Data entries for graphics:
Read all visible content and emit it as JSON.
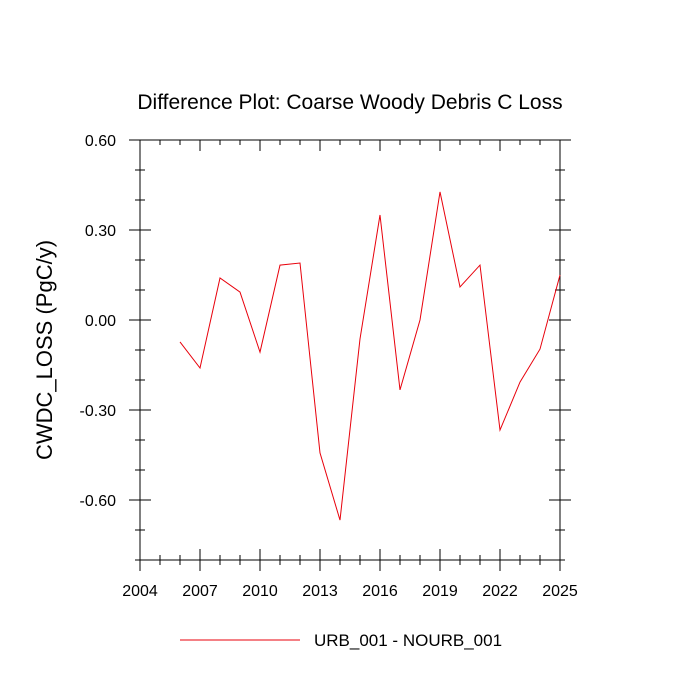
{
  "chart_data": {
    "type": "line",
    "title": "Difference Plot: Coarse Woody Debris C Loss",
    "xlabel": "",
    "ylabel": "CWDC_LOSS  (PgC/y)",
    "xlim": [
      2004,
      2025
    ],
    "ylim": [
      -0.8,
      0.6
    ],
    "xticks": [
      2004,
      2007,
      2010,
      2013,
      2016,
      2019,
      2022,
      2025
    ],
    "xtick_labels": [
      "2004",
      "2007",
      "2010",
      "2013",
      "2016",
      "2019",
      "2022",
      "2025"
    ],
    "yticks": [
      0.6,
      0.3,
      0.0,
      -0.3,
      -0.6
    ],
    "ytick_labels": [
      "0.60",
      "0.30",
      "0.00",
      "-0.30",
      "-0.60"
    ],
    "grid": false,
    "legend_position": "bottom",
    "series": [
      {
        "name": "URB_001 - NOURB_001",
        "color": "#e8000b",
        "x": [
          2006,
          2007,
          2008,
          2009,
          2010,
          2011,
          2012,
          2013,
          2014,
          2015,
          2016,
          2017,
          2018,
          2019,
          2020,
          2021,
          2022,
          2023,
          2024,
          2025
        ],
        "y": [
          -0.073,
          -0.16,
          0.14,
          0.093,
          -0.107,
          0.183,
          0.19,
          -0.443,
          -0.667,
          -0.063,
          0.35,
          -0.233,
          0.0,
          0.427,
          0.11,
          0.183,
          -0.367,
          -0.207,
          -0.097,
          0.15
        ]
      }
    ]
  }
}
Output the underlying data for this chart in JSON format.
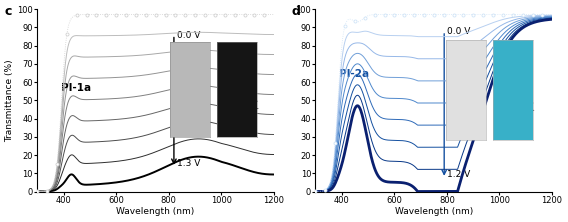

§ What you have to do: Extract all the entries word for word; omit any pictures.

§ Expected answer:
Read all visible content and emit it as JSON.
{
  "chart_data": {
    "type": "line",
    "title": "Difference Plot: Coarse Woody Debris C Loss",
    "xlabel": "",
    "ylabel": "CWDC_LOSS  (PgC/y)",
    "xlim": [
      2004,
      2025
    ],
    "ylim": [
      -0.8,
      0.6
    ],
    "xticks": [
      2004,
      2007,
      2010,
      2013,
      2016,
      2019,
      2022,
      2025
    ],
    "xtick_labels": [
      "2004",
      "2007",
      "2010",
      "2013",
      "2016",
      "2019",
      "2022",
      "2025"
    ],
    "yticks": [
      0.6,
      0.3,
      0.0,
      -0.3,
      -0.6
    ],
    "ytick_labels": [
      "0.60",
      "0.30",
      "0.00",
      "-0.30",
      "-0.60"
    ],
    "grid": false,
    "legend_position": "bottom",
    "series": [
      {
        "name": "URB_001 - NOURB_001",
        "color": "#e8000b",
        "x": [
          2006,
          2007,
          2008,
          2009,
          2010,
          2011,
          2012,
          2013,
          2014,
          2015,
          2016,
          2017,
          2018,
          2019,
          2020,
          2021,
          2022,
          2023,
          2024,
          2025
        ],
        "y": [
          -0.073,
          -0.16,
          0.14,
          0.093,
          -0.107,
          0.183,
          0.19,
          -0.443,
          -0.667,
          -0.063,
          0.35,
          -0.233,
          0.0,
          0.427,
          0.11,
          0.183,
          -0.367,
          -0.207,
          -0.097,
          0.15
        ]
      }
    ]
  }
}
Output the underlying data for this chart in JSON format.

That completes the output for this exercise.